Problem: Repeat the data word for word. Do not include the pictures.

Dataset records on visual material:
═══

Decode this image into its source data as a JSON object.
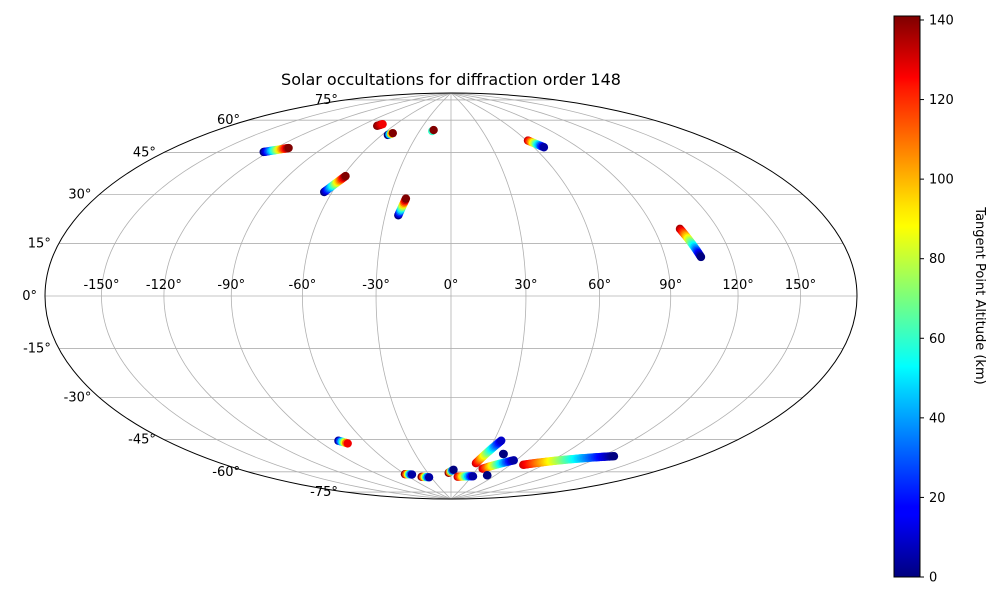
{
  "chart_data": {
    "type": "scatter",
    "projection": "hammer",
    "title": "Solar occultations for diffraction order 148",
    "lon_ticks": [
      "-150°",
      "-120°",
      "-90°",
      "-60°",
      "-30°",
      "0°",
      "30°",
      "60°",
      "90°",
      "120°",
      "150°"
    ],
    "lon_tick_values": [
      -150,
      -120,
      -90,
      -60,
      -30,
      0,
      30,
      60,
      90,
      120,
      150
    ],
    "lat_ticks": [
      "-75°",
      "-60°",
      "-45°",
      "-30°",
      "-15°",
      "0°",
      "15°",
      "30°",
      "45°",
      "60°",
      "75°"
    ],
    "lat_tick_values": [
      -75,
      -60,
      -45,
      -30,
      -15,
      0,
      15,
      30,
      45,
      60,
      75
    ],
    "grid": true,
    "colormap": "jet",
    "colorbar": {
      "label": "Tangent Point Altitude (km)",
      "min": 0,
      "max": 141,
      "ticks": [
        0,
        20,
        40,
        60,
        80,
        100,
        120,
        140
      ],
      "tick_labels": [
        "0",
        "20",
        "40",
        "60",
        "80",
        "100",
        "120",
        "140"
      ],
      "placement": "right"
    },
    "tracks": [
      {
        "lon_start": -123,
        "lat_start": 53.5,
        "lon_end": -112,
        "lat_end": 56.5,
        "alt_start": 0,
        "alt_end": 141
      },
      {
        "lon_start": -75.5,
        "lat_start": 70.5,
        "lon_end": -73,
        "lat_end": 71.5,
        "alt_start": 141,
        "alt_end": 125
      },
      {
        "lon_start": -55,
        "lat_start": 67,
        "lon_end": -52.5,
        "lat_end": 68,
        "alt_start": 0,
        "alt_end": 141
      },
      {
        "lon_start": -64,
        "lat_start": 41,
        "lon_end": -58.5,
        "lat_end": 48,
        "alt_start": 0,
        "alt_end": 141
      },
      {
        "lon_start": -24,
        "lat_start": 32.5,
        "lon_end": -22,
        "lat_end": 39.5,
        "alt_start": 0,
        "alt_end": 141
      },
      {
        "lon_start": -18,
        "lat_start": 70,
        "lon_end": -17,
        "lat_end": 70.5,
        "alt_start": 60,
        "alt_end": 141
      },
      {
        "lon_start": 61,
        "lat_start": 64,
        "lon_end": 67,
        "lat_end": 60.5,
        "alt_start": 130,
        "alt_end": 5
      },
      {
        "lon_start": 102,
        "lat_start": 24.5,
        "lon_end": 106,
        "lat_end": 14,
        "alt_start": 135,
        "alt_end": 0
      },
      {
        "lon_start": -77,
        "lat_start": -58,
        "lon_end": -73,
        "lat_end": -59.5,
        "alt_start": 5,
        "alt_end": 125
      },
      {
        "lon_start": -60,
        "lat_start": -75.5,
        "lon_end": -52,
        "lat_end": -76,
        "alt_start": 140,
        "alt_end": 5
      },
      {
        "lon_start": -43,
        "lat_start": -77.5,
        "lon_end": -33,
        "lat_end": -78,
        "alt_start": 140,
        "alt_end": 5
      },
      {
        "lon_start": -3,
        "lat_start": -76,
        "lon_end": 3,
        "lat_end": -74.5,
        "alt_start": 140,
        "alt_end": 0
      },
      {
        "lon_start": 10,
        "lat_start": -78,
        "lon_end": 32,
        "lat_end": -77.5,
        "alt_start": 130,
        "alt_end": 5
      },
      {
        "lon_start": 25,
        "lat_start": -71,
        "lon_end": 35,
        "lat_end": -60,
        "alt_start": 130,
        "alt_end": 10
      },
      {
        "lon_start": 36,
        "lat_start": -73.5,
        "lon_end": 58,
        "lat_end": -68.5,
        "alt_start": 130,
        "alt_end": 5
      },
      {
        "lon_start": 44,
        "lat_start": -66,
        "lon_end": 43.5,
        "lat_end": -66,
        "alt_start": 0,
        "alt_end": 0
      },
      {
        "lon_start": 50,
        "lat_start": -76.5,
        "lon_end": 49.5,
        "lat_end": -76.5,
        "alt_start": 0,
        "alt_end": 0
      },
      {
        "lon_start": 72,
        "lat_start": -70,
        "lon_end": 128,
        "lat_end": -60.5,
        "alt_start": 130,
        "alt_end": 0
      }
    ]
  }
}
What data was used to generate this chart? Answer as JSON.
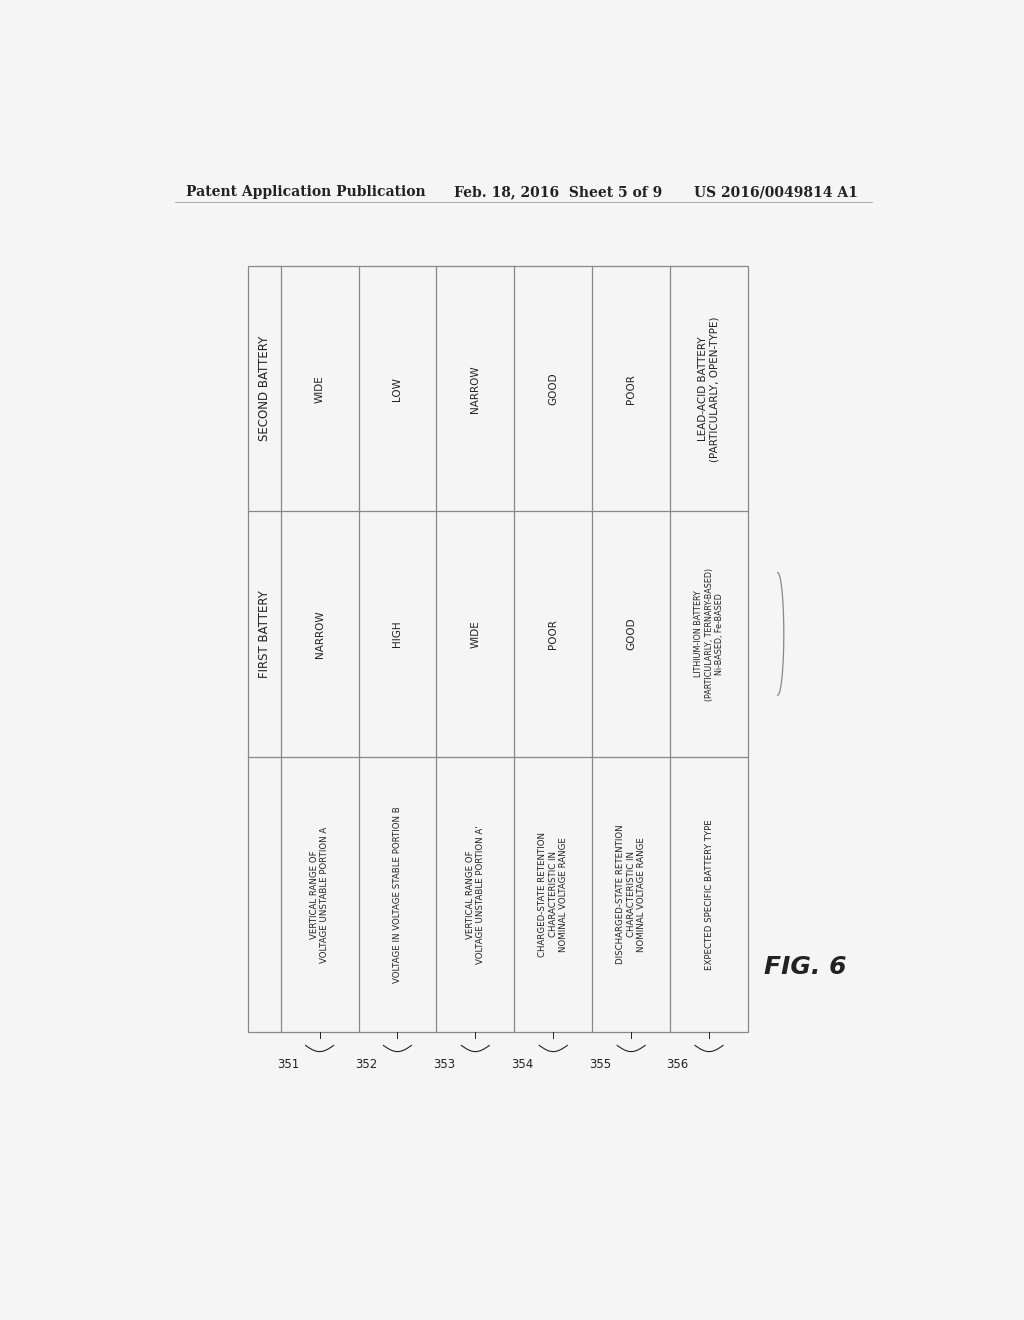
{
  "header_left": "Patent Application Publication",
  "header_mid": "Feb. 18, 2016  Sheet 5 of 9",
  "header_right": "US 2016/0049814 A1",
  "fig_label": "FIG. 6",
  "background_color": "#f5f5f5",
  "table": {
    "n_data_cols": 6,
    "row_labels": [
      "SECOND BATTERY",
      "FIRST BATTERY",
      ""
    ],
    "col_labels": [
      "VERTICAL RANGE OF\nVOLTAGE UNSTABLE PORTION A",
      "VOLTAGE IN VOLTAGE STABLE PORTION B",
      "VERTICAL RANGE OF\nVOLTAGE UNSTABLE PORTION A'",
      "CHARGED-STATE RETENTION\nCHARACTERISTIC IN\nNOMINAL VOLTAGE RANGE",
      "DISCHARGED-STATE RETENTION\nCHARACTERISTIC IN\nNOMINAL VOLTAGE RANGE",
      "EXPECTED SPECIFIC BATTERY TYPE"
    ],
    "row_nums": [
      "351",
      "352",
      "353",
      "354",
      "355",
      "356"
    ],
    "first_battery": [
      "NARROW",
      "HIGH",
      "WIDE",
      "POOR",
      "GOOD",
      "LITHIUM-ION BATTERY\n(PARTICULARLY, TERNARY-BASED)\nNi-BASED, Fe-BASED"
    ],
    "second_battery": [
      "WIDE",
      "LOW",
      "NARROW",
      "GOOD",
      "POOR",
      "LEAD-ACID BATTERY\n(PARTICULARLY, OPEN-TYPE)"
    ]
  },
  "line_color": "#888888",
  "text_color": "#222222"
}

═══

Answer to this problem:
Decode this image into its source data as a JSON object.
{
  "chart_data": {
    "type": "scatter",
    "projection": "hammer",
    "title": "Solar occultations for diffraction order 148",
    "lon_ticks": [
      "-150°",
      "-120°",
      "-90°",
      "-60°",
      "-30°",
      "0°",
      "30°",
      "60°",
      "90°",
      "120°",
      "150°"
    ],
    "lon_tick_values": [
      -150,
      -120,
      -90,
      -60,
      -30,
      0,
      30,
      60,
      90,
      120,
      150
    ],
    "lat_ticks": [
      "-75°",
      "-60°",
      "-45°",
      "-30°",
      "-15°",
      "0°",
      "15°",
      "30°",
      "45°",
      "60°",
      "75°"
    ],
    "lat_tick_values": [
      -75,
      -60,
      -45,
      -30,
      -15,
      0,
      15,
      30,
      45,
      60,
      75
    ],
    "grid": true,
    "colormap": "jet",
    "colorbar": {
      "label": "Tangent Point Altitude (km)",
      "min": 0,
      "max": 141,
      "ticks": [
        0,
        20,
        40,
        60,
        80,
        100,
        120,
        140
      ],
      "tick_labels": [
        "0",
        "20",
        "40",
        "60",
        "80",
        "100",
        "120",
        "140"
      ],
      "placement": "right"
    },
    "tracks": [
      {
        "lon_start": -123,
        "lat_start": 53.5,
        "lon_end": -112,
        "lat_end": 56.5,
        "alt_start": 0,
        "alt_end": 141
      },
      {
        "lon_start": -75.5,
        "lat_start": 70.5,
        "lon_end": -73,
        "lat_end": 71.5,
        "alt_start": 141,
        "alt_end": 125
      },
      {
        "lon_start": -55,
        "lat_start": 67,
        "lon_end": -52.5,
        "lat_end": 68,
        "alt_start": 0,
        "alt_end": 141
      },
      {
        "lon_start": -64,
        "lat_start": 41,
        "lon_end": -58.5,
        "lat_end": 48,
        "alt_start": 0,
        "alt_end": 141
      },
      {
        "lon_start": -24,
        "lat_start": 32.5,
        "lon_end": -22,
        "lat_end": 39.5,
        "alt_start": 0,
        "alt_end": 141
      },
      {
        "lon_start": -18,
        "lat_start": 70,
        "lon_end": -17,
        "lat_end": 70.5,
        "alt_start": 60,
        "alt_end": 141
      },
      {
        "lon_start": 61,
        "lat_start": 64,
        "lon_end": 67,
        "lat_end": 60.5,
        "alt_start": 130,
        "alt_end": 5
      },
      {
        "lon_start": 102,
        "lat_start": 24.5,
        "lon_end": 106,
        "lat_end": 14,
        "alt_start": 135,
        "alt_end": 0
      },
      {
        "lon_start": -77,
        "lat_start": -58,
        "lon_end": -73,
        "lat_end": -59.5,
        "alt_start": 5,
        "alt_end": 125
      },
      {
        "lon_start": -60,
        "lat_start": -75.5,
        "lon_end": -52,
        "lat_end": -76,
        "alt_start": 140,
        "alt_end": 5
      },
      {
        "lon_start": -43,
        "lat_start": -77.5,
        "lon_end": -33,
        "lat_end": -78,
        "alt_start": 140,
        "alt_end": 5
      },
      {
        "lon_start": -3,
        "lat_start": -76,
        "lon_end": 3,
        "lat_end": -74.5,
        "alt_start": 140,
        "alt_end": 0
      },
      {
        "lon_start": 10,
        "lat_start": -78,
        "lon_end": 32,
        "lat_end": -77.5,
        "alt_start": 130,
        "alt_end": 5
      },
      {
        "lon_start": 25,
        "lat_start": -71,
        "lon_end": 35,
        "lat_end": -60,
        "alt_start": 130,
        "alt_end": 10
      },
      {
        "lon_start": 36,
        "lat_start": -73.5,
        "lon_end": 58,
        "lat_end": -68.5,
        "alt_start": 130,
        "alt_end": 5
      },
      {
        "lon_start": 44,
        "lat_start": -66,
        "lon_end": 43.5,
        "lat_end": -66,
        "alt_start": 0,
        "alt_end": 0
      },
      {
        "lon_start": 50,
        "lat_start": -76.5,
        "lon_end": 49.5,
        "lat_end": -76.5,
        "alt_start": 0,
        "alt_end": 0
      },
      {
        "lon_start": 72,
        "lat_start": -70,
        "lon_end": 128,
        "lat_end": -60.5,
        "alt_start": 130,
        "alt_end": 0
      }
    ]
  }
}
What data was used to generate this chart? Answer as JSON.
{
  "header_left": "Patent Application Publication",
  "header_mid": "Feb. 18, 2016  Sheet 5 of 9",
  "header_right": "US 2016/0049814 A1",
  "fig_label": "FIG. 6",
  "background_color": "#f5f5f5",
  "table": {
    "n_data_cols": 6,
    "row_labels": [
      "SECOND BATTERY",
      "FIRST BATTERY",
      ""
    ],
    "col_labels": [
      "VERTICAL RANGE OF\nVOLTAGE UNSTABLE PORTION A",
      "VOLTAGE IN VOLTAGE STABLE PORTION B",
      "VERTICAL RANGE OF\nVOLTAGE UNSTABLE PORTION A'",
      "CHARGED-STATE RETENTION\nCHARACTERISTIC IN\nNOMINAL VOLTAGE RANGE",
      "DISCHARGED-STATE RETENTION\nCHARACTERISTIC IN\nNOMINAL VOLTAGE RANGE",
      "EXPECTED SPECIFIC BATTERY TYPE"
    ],
    "row_nums": [
      "351",
      "352",
      "353",
      "354",
      "355",
      "356"
    ],
    "first_battery": [
      "NARROW",
      "HIGH",
      "WIDE",
      "POOR",
      "GOOD",
      "LITHIUM-ION BATTERY\n(PARTICULARLY, TERNARY-BASED)\nNi-BASED, Fe-BASED"
    ],
    "second_battery": [
      "WIDE",
      "LOW",
      "NARROW",
      "GOOD",
      "POOR",
      "LEAD-ACID BATTERY\n(PARTICULARLY, OPEN-TYPE)"
    ]
  },
  "line_color": "#888888",
  "text_color": "#222222"
}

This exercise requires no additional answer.